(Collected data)
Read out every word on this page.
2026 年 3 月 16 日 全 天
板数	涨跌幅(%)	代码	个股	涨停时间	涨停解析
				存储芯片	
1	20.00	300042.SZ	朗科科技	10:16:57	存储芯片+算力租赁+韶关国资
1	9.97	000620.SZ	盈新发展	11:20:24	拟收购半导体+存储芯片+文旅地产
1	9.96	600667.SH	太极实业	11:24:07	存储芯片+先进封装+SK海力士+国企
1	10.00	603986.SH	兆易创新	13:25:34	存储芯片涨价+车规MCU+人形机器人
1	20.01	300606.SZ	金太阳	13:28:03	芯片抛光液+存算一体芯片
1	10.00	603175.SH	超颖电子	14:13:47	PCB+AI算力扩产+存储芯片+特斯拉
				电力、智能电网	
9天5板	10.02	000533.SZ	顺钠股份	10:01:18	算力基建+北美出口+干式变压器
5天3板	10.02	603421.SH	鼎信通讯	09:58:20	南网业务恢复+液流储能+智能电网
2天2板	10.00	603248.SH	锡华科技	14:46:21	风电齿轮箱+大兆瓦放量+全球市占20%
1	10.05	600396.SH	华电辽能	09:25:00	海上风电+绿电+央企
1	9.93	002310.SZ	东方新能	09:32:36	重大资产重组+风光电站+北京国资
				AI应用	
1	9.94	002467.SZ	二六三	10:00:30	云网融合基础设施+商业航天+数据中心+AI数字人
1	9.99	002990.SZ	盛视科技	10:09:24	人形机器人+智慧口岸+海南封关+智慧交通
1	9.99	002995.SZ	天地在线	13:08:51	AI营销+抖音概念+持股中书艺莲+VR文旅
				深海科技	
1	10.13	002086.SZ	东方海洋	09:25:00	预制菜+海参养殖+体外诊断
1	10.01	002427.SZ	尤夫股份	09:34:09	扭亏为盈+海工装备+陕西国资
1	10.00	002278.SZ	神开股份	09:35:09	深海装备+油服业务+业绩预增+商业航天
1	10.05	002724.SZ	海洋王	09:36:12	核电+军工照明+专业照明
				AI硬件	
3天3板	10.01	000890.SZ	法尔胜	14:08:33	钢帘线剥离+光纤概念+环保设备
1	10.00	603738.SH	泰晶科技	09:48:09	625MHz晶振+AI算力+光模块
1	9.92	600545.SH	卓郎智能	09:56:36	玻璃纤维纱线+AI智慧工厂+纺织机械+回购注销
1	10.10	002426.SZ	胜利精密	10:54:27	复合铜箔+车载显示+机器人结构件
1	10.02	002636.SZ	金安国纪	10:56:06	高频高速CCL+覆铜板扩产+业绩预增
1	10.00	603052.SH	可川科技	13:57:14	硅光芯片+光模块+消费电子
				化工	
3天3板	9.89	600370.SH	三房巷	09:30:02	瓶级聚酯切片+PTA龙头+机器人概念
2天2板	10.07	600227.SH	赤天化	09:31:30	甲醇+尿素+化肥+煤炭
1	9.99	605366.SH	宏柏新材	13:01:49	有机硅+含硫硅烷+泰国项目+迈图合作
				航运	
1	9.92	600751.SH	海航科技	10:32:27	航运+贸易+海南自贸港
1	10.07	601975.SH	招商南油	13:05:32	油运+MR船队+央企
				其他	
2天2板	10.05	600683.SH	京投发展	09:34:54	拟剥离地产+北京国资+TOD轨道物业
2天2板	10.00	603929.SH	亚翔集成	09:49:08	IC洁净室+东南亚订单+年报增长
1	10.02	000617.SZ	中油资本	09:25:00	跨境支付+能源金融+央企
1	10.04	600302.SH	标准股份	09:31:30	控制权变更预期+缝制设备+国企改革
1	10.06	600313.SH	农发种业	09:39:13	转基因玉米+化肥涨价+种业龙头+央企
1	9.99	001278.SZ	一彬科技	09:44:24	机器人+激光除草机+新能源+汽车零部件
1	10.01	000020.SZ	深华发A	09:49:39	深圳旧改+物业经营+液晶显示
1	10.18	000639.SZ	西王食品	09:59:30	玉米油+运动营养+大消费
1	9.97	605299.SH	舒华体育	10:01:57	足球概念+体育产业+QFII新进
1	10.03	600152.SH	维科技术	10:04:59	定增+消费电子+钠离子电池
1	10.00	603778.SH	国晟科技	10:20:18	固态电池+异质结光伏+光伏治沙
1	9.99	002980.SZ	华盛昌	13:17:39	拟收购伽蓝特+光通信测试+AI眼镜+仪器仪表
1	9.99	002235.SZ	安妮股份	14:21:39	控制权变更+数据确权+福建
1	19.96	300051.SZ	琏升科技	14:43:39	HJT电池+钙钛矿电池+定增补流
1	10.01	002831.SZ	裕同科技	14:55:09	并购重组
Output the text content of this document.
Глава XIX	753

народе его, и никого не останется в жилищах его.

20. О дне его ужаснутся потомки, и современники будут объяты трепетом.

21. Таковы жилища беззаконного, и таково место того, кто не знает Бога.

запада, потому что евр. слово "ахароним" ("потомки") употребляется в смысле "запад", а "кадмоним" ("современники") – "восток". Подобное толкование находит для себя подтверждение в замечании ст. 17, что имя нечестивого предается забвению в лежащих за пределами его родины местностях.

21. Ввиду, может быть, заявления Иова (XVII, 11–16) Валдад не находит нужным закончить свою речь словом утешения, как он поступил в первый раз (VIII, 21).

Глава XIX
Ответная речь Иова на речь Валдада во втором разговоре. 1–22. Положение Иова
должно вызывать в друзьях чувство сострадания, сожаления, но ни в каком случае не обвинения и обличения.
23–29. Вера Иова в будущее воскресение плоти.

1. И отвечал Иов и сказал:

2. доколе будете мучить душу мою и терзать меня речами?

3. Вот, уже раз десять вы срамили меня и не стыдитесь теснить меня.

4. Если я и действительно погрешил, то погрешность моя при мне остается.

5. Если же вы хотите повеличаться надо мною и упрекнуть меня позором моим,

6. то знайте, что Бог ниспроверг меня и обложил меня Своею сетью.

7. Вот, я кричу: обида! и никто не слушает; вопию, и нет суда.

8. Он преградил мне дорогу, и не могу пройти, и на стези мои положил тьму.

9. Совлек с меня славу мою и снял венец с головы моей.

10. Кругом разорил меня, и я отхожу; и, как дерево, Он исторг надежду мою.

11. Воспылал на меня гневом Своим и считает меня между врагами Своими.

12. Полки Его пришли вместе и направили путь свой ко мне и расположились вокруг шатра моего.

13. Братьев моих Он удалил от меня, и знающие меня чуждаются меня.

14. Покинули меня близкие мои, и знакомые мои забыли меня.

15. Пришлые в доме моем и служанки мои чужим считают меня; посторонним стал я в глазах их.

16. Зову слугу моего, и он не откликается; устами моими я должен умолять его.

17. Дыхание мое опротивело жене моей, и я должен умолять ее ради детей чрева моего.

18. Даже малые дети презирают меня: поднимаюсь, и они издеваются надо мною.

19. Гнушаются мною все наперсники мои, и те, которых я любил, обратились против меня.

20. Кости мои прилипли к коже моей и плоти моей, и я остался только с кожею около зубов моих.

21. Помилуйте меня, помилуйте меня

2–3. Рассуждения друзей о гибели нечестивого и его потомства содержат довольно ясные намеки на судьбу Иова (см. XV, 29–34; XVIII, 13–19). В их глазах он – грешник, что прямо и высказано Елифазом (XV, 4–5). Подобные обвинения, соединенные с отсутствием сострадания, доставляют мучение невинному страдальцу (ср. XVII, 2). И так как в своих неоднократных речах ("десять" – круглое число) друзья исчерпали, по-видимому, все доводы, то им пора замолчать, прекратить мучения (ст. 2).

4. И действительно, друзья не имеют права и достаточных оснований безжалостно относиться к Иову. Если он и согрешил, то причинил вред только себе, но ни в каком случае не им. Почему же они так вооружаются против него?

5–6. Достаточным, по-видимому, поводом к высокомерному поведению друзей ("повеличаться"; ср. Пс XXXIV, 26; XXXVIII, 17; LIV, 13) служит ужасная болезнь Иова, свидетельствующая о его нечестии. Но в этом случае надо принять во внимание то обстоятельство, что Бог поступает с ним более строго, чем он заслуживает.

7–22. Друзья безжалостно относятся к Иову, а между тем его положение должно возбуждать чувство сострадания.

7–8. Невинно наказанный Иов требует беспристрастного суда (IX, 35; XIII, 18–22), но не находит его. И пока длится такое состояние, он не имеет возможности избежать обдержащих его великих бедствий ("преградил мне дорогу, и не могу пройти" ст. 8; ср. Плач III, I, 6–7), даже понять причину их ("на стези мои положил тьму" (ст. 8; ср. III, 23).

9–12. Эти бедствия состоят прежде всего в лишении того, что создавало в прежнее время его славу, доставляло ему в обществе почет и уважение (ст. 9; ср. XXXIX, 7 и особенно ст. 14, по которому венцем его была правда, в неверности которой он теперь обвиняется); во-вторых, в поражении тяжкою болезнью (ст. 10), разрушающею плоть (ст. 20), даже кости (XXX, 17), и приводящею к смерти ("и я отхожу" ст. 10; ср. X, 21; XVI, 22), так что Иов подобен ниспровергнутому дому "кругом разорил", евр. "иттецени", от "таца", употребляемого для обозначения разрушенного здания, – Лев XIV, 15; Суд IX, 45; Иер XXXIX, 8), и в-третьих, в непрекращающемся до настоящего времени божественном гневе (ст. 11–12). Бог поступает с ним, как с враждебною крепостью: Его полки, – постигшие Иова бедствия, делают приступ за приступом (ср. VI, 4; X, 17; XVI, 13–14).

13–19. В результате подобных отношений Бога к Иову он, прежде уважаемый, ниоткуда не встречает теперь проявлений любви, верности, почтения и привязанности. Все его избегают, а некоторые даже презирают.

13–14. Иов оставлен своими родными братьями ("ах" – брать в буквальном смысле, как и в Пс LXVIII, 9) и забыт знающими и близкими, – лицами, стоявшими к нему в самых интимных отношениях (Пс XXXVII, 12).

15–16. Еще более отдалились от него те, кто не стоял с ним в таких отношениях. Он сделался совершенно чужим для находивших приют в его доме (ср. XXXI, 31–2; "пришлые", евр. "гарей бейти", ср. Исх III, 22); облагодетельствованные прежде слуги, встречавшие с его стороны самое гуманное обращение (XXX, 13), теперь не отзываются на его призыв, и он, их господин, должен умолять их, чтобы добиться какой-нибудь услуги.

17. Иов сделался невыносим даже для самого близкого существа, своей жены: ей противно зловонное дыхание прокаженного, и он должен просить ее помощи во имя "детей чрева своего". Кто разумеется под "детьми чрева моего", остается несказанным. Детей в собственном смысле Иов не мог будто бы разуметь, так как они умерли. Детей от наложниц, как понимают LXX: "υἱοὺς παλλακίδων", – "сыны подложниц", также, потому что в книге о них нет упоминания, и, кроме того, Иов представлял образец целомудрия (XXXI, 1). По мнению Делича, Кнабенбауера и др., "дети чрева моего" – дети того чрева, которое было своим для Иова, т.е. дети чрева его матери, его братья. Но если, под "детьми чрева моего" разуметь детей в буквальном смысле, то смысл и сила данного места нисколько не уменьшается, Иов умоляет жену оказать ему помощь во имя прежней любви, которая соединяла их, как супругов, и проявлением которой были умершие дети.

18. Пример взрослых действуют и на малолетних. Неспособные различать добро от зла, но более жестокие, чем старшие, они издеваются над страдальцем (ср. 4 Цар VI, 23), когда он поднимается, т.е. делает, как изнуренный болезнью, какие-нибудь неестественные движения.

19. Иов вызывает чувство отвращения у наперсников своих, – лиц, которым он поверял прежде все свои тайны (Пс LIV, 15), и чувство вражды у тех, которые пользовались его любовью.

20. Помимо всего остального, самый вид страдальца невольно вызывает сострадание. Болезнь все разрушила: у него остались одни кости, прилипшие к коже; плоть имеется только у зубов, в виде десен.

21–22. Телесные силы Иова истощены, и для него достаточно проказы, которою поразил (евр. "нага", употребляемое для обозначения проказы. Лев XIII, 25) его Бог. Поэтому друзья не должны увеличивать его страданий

> [WHAT THE EXERCISE ASKS] From the listing above, copy out each line where the word "商业航天" appears.

> [REPLY]
1	9.94	002467.SZ	二六三	10:00:30	云网融合基础设施+商业航天+数据中心+AI数字人
1	10.00	002278.SZ	神开股份	09:35:09	深海装备+油服业务+业绩预增+商业航天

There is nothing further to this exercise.